* WHAT YOU WILL DO *
Note each line that includes the word "text". Copy those lines.

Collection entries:
++++++++++
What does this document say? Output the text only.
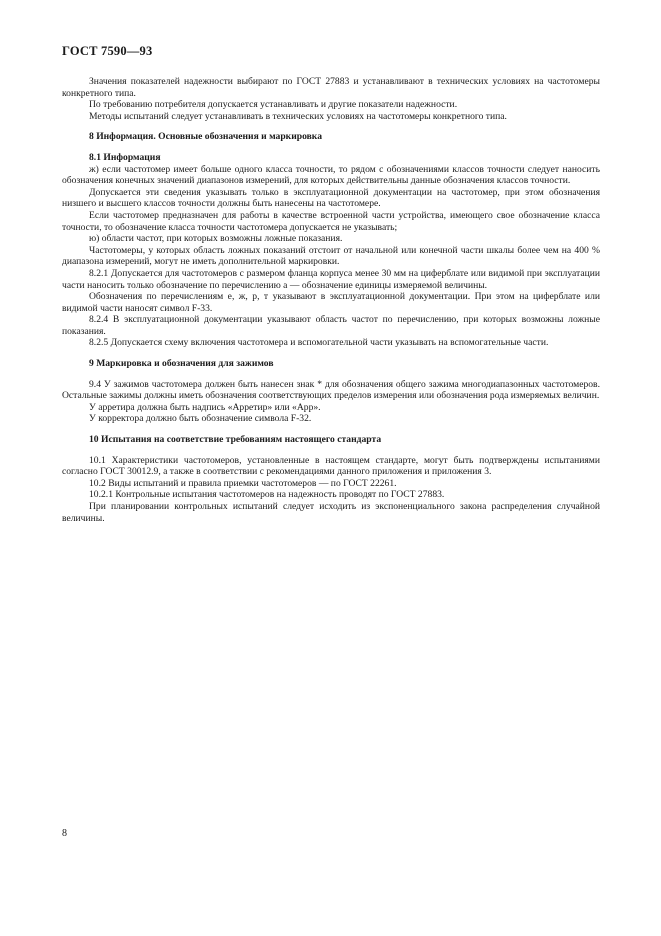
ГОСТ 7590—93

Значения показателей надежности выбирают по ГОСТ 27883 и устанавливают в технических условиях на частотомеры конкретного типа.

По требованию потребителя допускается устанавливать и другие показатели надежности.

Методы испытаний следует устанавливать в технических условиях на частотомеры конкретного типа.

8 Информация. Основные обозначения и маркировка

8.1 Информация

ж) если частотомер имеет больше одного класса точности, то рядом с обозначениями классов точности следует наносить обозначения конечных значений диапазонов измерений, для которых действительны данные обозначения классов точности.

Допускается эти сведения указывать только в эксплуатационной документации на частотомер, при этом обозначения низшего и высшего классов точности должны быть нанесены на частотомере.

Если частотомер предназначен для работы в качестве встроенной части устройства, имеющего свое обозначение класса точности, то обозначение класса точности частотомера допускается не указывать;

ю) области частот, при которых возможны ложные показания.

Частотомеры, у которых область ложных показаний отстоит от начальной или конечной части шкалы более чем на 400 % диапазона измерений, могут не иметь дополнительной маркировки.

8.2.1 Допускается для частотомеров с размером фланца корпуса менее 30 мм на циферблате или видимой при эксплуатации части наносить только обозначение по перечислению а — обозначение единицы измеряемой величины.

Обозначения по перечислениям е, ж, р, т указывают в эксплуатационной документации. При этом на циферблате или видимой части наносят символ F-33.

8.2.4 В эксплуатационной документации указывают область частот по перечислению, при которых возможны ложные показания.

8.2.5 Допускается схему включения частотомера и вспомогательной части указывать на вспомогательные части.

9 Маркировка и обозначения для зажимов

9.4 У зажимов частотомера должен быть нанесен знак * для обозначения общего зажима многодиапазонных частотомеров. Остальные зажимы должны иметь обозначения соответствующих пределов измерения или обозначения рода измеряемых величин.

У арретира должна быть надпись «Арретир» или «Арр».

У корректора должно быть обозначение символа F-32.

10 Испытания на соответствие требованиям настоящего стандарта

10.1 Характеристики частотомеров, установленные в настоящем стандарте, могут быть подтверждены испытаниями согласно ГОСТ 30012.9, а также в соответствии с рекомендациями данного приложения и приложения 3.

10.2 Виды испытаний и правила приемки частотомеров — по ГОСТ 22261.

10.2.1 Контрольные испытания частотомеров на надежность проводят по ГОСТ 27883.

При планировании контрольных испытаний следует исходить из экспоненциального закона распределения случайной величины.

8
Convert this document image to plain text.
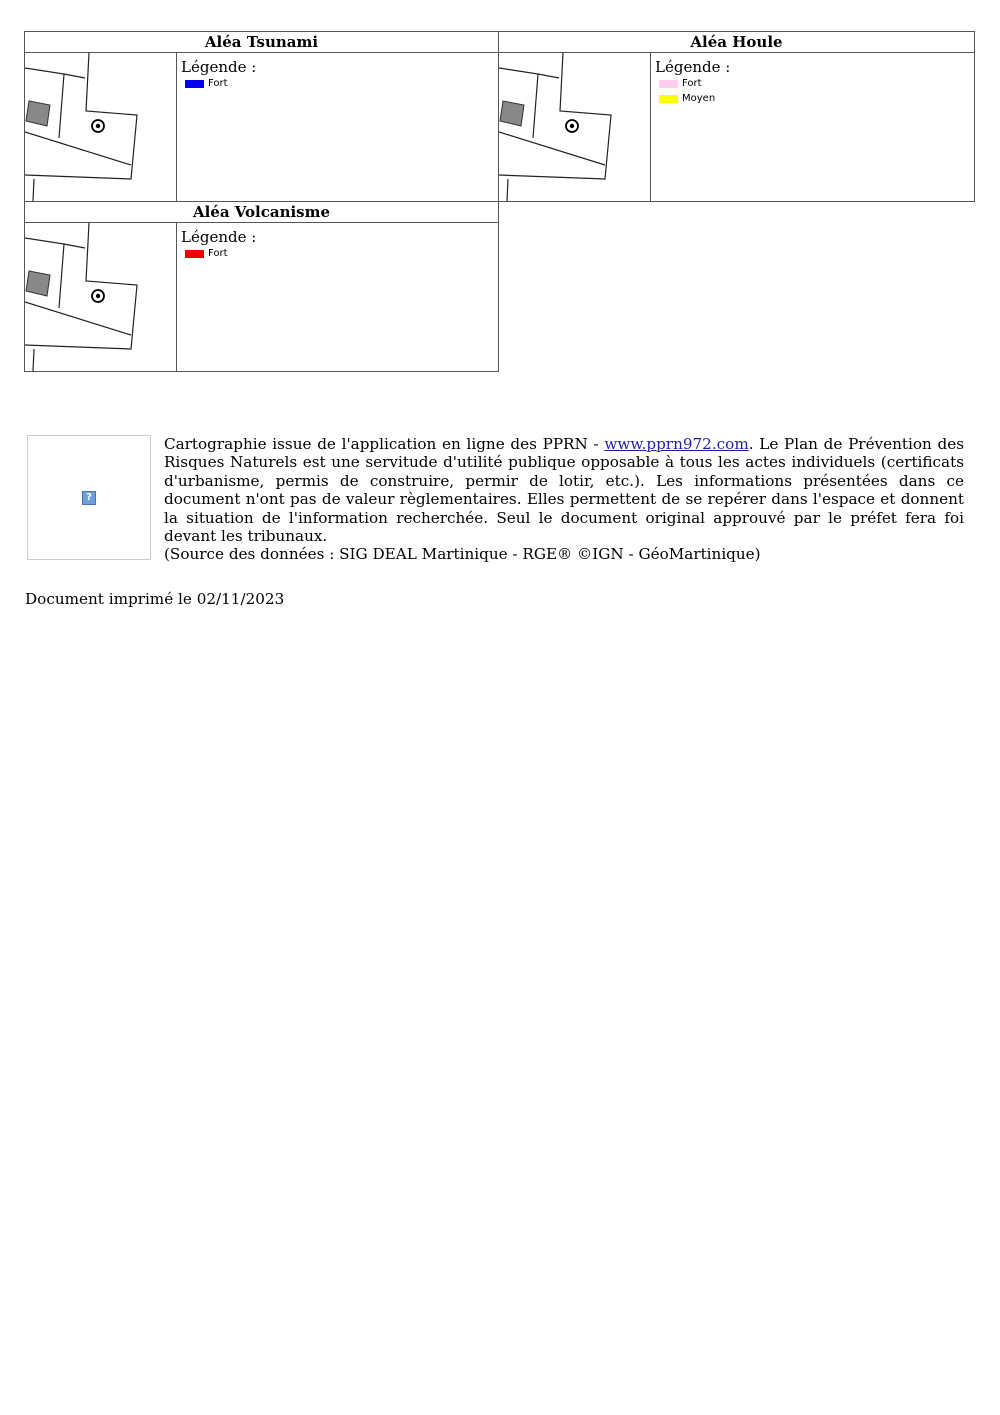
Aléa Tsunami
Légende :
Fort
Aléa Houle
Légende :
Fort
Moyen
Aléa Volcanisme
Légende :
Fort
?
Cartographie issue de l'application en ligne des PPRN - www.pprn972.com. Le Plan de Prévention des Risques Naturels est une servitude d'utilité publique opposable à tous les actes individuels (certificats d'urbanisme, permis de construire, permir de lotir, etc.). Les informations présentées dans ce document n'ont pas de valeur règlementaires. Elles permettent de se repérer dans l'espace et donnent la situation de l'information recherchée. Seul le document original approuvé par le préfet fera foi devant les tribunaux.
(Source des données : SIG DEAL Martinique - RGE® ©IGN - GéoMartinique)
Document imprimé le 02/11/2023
++++++++++
* RIGHT ANSWER *
What does this document say? Output the text only.
Convert this document image to plain text.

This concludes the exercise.